▽

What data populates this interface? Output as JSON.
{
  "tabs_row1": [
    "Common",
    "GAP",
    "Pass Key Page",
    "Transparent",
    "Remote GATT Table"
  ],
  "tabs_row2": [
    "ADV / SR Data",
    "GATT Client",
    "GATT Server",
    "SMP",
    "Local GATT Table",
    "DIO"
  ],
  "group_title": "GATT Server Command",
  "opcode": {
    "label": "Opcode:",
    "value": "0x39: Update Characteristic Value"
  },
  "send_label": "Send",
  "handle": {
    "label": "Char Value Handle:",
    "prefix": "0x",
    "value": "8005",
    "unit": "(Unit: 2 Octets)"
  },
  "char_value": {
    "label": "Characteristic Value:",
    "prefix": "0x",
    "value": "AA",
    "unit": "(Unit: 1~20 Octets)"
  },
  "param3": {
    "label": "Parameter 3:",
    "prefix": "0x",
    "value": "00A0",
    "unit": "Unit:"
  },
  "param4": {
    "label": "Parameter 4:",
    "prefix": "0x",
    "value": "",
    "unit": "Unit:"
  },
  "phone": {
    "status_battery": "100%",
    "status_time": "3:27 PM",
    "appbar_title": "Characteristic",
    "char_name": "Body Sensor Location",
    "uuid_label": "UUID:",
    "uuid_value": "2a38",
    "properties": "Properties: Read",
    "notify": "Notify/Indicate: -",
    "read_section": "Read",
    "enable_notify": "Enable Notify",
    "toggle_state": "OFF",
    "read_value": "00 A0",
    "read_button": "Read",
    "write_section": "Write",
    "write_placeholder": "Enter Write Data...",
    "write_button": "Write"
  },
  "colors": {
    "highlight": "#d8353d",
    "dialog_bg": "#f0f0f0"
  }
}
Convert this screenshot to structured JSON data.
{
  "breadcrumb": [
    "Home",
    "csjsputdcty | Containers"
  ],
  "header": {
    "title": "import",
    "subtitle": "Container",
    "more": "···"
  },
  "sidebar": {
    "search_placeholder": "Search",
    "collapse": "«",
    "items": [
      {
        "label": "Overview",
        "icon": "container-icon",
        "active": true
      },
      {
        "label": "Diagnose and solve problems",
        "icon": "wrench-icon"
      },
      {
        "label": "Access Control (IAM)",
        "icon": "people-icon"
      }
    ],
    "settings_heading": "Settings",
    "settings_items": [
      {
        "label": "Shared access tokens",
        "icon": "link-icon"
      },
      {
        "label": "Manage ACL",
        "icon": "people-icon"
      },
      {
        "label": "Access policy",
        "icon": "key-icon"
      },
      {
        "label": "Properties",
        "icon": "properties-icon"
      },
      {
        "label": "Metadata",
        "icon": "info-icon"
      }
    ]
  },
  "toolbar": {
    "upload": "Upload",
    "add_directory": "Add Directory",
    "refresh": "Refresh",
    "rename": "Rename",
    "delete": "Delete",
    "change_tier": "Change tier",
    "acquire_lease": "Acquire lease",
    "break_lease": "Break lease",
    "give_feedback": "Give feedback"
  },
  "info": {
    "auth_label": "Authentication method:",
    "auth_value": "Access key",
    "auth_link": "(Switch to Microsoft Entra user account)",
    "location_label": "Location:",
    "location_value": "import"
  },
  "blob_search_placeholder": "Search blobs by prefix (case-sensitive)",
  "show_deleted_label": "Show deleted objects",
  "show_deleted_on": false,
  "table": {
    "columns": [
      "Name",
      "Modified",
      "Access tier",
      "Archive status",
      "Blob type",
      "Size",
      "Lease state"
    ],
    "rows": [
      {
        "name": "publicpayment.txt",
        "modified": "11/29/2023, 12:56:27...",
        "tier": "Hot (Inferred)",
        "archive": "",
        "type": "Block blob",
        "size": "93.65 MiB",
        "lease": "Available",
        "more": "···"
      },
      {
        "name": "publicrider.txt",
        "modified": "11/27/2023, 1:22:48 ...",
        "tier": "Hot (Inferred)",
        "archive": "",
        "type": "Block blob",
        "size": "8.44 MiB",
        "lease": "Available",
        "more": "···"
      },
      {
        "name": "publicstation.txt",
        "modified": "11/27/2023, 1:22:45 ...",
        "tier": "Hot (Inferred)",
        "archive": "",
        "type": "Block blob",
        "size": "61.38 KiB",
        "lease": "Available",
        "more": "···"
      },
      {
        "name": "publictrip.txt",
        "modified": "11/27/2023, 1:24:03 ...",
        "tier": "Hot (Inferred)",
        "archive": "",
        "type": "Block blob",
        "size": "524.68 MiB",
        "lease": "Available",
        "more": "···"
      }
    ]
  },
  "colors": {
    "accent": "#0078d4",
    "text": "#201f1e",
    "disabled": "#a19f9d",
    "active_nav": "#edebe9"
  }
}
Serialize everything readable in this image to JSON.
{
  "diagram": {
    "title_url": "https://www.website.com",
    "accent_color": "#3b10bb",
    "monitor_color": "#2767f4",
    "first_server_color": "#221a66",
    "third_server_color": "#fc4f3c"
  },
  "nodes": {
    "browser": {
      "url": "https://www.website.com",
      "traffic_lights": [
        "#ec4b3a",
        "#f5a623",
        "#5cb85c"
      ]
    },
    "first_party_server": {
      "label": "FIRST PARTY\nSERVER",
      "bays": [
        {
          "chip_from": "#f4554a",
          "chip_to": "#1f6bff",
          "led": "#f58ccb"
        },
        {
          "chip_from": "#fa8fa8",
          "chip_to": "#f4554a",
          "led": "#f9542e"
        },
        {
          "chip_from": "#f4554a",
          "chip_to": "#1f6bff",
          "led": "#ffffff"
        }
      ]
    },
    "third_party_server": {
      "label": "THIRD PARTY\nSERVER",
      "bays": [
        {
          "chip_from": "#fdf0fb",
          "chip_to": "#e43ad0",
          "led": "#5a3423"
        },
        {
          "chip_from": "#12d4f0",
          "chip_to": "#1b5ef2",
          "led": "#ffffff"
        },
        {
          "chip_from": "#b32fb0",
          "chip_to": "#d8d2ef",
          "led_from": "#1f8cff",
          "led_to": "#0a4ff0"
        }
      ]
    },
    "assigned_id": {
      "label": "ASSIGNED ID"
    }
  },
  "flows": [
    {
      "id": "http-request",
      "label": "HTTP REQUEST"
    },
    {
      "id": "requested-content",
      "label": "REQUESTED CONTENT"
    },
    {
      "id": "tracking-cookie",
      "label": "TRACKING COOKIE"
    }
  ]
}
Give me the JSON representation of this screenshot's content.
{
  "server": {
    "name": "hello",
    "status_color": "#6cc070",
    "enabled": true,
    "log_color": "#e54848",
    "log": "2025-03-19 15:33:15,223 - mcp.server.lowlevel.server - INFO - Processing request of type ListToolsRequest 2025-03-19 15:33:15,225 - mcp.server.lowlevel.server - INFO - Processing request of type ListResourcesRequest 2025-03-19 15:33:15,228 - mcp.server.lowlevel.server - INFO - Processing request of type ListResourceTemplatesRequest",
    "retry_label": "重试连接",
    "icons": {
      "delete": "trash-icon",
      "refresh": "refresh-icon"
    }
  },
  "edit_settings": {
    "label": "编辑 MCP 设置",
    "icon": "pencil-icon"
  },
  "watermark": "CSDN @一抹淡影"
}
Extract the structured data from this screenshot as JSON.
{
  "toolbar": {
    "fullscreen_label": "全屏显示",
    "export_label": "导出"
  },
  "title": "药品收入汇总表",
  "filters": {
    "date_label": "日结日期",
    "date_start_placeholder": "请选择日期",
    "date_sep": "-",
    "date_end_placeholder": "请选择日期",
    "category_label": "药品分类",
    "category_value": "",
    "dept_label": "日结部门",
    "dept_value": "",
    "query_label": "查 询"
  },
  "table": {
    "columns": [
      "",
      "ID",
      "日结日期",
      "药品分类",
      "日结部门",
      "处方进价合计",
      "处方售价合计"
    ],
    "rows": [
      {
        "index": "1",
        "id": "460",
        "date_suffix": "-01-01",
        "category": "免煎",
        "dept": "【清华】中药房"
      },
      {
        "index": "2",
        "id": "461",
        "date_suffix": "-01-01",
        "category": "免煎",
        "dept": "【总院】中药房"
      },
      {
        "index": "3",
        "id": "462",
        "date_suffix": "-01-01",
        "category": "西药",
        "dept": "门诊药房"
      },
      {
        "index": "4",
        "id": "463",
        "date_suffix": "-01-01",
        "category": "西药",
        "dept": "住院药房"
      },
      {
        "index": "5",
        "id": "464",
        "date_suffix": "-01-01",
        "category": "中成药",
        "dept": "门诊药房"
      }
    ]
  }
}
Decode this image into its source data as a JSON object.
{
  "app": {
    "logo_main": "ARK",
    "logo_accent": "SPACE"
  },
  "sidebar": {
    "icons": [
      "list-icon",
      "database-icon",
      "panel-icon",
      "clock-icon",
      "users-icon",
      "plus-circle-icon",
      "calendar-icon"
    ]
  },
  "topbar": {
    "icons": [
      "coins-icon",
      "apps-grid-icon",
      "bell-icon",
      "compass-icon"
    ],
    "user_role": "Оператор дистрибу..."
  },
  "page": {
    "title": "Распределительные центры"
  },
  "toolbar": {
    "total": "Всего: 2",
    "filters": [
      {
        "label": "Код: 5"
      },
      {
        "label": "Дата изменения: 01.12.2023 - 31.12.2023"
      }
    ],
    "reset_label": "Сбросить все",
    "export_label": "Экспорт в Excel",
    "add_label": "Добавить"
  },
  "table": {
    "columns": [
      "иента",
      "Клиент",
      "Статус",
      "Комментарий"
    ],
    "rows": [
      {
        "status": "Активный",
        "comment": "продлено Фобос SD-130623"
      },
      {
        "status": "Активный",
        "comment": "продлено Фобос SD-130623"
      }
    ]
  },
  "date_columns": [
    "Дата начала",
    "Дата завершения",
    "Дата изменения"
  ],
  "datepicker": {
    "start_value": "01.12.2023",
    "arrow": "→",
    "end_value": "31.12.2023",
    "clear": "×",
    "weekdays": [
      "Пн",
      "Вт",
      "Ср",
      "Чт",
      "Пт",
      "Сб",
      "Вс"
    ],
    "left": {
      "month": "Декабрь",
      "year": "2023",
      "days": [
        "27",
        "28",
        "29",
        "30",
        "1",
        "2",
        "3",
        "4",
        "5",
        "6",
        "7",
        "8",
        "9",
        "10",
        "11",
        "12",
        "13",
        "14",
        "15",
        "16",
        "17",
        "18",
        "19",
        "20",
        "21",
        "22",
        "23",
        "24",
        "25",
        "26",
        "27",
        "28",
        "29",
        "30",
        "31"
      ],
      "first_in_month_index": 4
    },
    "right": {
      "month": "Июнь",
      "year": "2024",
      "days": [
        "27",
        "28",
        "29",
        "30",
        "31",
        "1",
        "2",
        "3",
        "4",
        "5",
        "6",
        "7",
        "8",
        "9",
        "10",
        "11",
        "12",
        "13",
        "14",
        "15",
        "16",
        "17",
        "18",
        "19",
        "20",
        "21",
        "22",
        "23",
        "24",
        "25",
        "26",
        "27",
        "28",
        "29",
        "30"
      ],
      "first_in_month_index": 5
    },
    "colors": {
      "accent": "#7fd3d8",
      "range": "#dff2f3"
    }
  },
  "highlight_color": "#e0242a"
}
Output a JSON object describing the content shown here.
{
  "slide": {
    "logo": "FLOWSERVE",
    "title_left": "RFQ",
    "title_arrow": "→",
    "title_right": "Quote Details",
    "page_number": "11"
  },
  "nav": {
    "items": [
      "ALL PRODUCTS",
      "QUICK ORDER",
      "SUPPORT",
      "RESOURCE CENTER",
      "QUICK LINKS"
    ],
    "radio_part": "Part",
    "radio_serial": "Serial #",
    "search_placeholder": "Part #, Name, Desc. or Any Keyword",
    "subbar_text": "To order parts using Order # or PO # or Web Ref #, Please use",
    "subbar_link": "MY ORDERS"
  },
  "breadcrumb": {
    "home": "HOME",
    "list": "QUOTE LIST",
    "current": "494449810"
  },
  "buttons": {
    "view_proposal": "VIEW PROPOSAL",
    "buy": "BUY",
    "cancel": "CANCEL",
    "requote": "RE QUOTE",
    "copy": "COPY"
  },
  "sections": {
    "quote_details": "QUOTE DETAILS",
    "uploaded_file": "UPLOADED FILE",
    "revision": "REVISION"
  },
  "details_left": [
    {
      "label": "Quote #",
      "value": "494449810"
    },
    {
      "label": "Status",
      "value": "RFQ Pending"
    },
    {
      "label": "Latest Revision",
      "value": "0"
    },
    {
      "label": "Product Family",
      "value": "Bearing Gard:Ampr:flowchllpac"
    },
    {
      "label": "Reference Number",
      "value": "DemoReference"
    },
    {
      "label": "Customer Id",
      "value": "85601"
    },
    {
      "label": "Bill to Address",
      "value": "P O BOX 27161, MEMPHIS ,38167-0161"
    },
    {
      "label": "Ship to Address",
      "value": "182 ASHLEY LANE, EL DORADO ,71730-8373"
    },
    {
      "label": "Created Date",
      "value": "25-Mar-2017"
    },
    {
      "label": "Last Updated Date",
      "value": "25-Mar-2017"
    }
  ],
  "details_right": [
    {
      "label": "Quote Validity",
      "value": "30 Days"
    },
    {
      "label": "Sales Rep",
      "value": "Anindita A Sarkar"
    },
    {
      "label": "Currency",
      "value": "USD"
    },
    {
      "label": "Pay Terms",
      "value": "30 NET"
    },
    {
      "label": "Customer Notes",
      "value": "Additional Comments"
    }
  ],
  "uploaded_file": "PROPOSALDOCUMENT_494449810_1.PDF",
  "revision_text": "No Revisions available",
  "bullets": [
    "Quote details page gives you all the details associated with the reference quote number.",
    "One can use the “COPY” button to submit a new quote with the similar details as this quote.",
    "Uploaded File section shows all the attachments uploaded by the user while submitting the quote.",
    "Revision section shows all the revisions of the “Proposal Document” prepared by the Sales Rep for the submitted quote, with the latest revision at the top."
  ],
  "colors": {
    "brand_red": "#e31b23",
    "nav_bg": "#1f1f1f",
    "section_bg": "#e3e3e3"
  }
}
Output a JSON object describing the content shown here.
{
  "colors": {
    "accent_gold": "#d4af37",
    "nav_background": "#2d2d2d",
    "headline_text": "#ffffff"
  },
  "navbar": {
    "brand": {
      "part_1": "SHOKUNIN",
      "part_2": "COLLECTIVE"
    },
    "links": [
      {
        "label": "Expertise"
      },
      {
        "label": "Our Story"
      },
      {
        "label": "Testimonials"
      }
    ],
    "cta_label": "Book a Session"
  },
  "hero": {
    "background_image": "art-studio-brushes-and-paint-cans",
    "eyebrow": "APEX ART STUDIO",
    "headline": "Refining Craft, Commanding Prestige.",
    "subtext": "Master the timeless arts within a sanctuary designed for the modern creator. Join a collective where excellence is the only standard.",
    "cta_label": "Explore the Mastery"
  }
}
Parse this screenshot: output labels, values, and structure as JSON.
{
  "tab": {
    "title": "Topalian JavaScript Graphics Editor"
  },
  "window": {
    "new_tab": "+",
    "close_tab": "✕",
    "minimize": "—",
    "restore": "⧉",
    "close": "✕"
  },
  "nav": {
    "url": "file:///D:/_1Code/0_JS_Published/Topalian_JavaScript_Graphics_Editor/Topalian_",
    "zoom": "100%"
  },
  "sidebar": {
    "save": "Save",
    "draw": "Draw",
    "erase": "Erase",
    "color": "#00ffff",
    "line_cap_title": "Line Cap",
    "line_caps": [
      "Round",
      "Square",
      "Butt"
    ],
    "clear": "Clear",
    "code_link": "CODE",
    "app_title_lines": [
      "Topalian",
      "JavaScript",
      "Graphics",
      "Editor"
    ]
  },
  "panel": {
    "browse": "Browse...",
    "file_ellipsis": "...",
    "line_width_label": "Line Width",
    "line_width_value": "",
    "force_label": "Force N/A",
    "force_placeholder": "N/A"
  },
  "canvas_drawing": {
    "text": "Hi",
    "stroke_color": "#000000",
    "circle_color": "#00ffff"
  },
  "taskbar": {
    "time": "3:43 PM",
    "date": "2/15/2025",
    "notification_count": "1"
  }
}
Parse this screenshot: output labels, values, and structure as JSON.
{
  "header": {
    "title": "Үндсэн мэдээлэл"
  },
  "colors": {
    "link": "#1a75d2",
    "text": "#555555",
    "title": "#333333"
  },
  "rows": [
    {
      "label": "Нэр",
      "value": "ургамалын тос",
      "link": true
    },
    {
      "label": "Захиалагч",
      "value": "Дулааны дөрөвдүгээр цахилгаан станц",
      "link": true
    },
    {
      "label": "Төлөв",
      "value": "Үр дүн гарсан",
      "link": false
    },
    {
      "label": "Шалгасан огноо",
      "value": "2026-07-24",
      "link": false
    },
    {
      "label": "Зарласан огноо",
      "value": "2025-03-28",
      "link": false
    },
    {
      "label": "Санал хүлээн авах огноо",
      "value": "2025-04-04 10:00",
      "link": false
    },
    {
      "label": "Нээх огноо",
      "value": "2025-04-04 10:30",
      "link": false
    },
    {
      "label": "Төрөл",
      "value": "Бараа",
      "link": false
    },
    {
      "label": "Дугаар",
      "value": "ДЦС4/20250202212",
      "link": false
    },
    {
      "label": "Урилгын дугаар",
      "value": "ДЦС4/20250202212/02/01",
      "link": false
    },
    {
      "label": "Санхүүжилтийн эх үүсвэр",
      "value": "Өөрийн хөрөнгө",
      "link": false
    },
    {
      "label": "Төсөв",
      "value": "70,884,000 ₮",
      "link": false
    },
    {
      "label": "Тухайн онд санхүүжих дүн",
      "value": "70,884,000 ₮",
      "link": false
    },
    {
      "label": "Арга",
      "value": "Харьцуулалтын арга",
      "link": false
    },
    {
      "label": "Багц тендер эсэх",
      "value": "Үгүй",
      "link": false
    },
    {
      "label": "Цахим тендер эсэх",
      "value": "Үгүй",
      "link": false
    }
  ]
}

△

Find every line in the records above that holds the word "请选择日期", and copy each one.

    "date_start_placeholder": "请选择日期",
    "date_end_placeholder": "请选择日期",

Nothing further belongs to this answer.